Exactly as written, quote every line that follows, skipping the images.

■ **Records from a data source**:
━━━━━━━━━━━━━━━━━━━━

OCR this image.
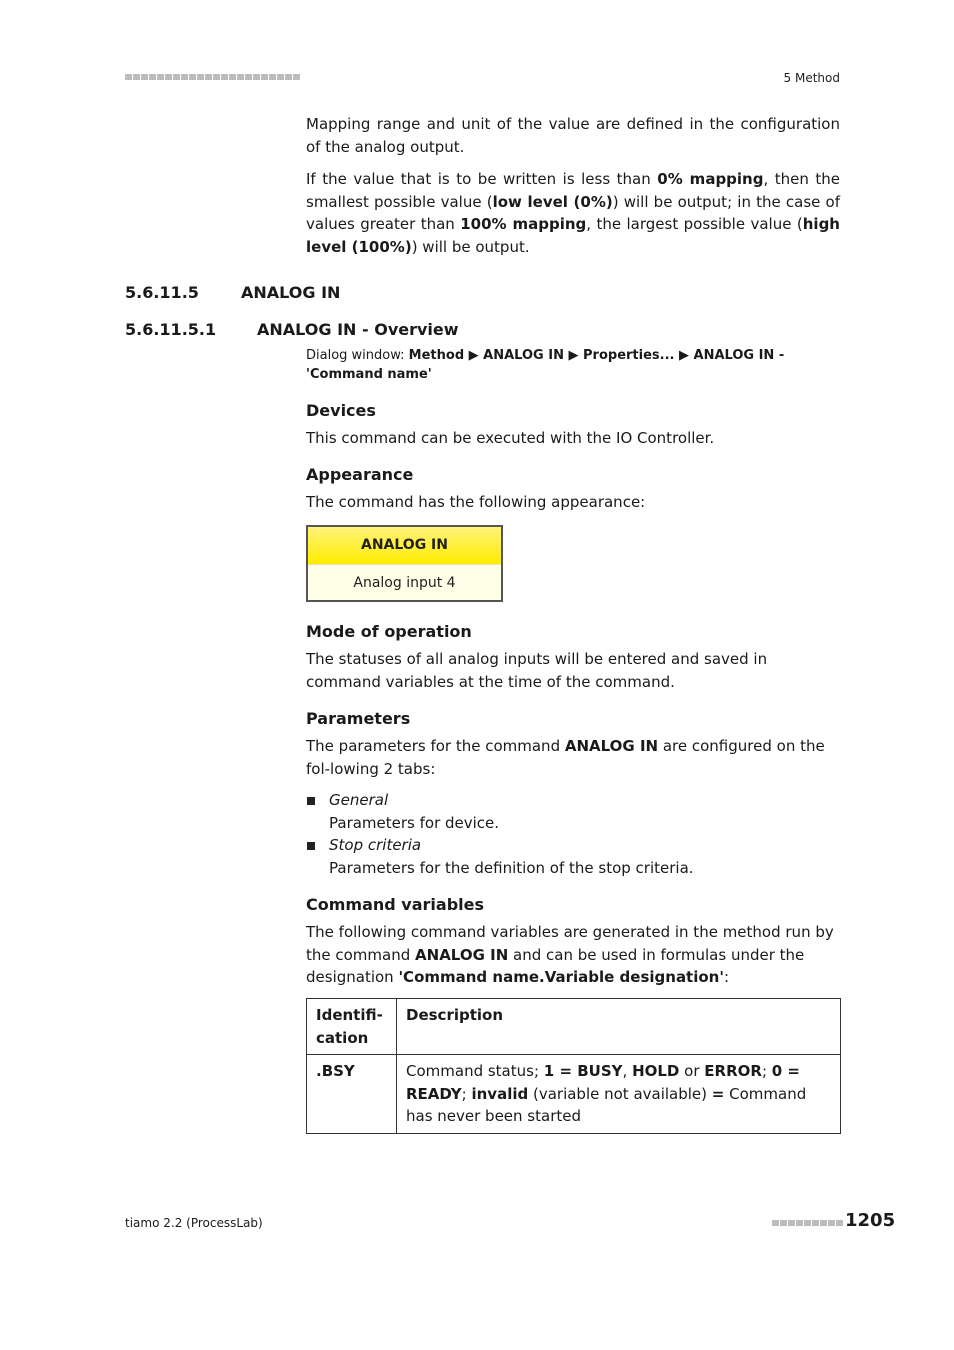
5 Method
Mapping range and unit of the value are defined in the configuration of the analog output.
If the value that is to be written is less than 0% mapping, then the smallest possible value (low level (0%)) will be output; in the case of values greater than 100% mapping, the largest possible value (high level (100%)) will be output.
5.6.11.5	ANALOG IN
5.6.11.5.1	ANALOG IN - Overview
Dialog window: Method ▶ ANALOG IN ▶ Properties... ▶ ANALOG IN - 'Command name'
Devices
This command can be executed with the IO Controller.
Appearance
The command has the following appearance:
ANALOG IN
Analog input 4
Mode of operation
The statuses of all analog inputs will be entered and saved in command variables at the time of the command.
Parameters
The parameters for the command ANALOG IN are configured on the fol-lowing 2 tabs:
General
Parameters for device.
Stop criteria
Parameters for the definition of the stop criteria.
Command variables
The following command variables are generated in the method run by the command ANALOG IN and can be used in formulas under the designation 'Command name.Variable designation':
Identifi-cation	Description
.BSY	Command status; 1 = BUSY, HOLD or ERROR; 0 = READY; invalid (variable not available) = Command has never been started
tiamo 2.2 (ProcessLab)	1205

━━━━━━━━━━━━━━━━━━━━

■ **Result for this task**:
OCR this image.
5 Method
Mapping range and unit of the value are defined in the configuration of the analog output.
If the value that is to be written is less than 0% mapping, then the smallest possible value (low level (0%)) will be output; in the case of values greater than 100% mapping, the largest possible value (high level (100%)) will be output.
5.6.11.5	ANALOG IN
5.6.11.5.1	ANALOG IN - Overview
Dialog window: Method ▶ ANALOG IN ▶ Properties... ▶ ANALOG IN - 'Command name'
Devices
This command can be executed with the IO Controller.
Appearance
The command has the following appearance:
ANALOG IN
Analog input 4
Mode of operation
The statuses of all analog inputs will be entered and saved in command variables at the time of the command.
Parameters
The parameters for the command ANALOG IN are configured on the fol-lowing 2 tabs:
General
Parameters for device.
Stop criteria
Parameters for the definition of the stop criteria.
Command variables
The following command variables are generated in the method run by the command ANALOG IN and can be used in formulas under the designation 'Command name.Variable designation':
Identifi-cation	Description
.BSY	Command status; 1 = BUSY, HOLD or ERROR; 0 = READY; invalid (variable not available) = Command has never been started
tiamo 2.2 (ProcessLab)	1205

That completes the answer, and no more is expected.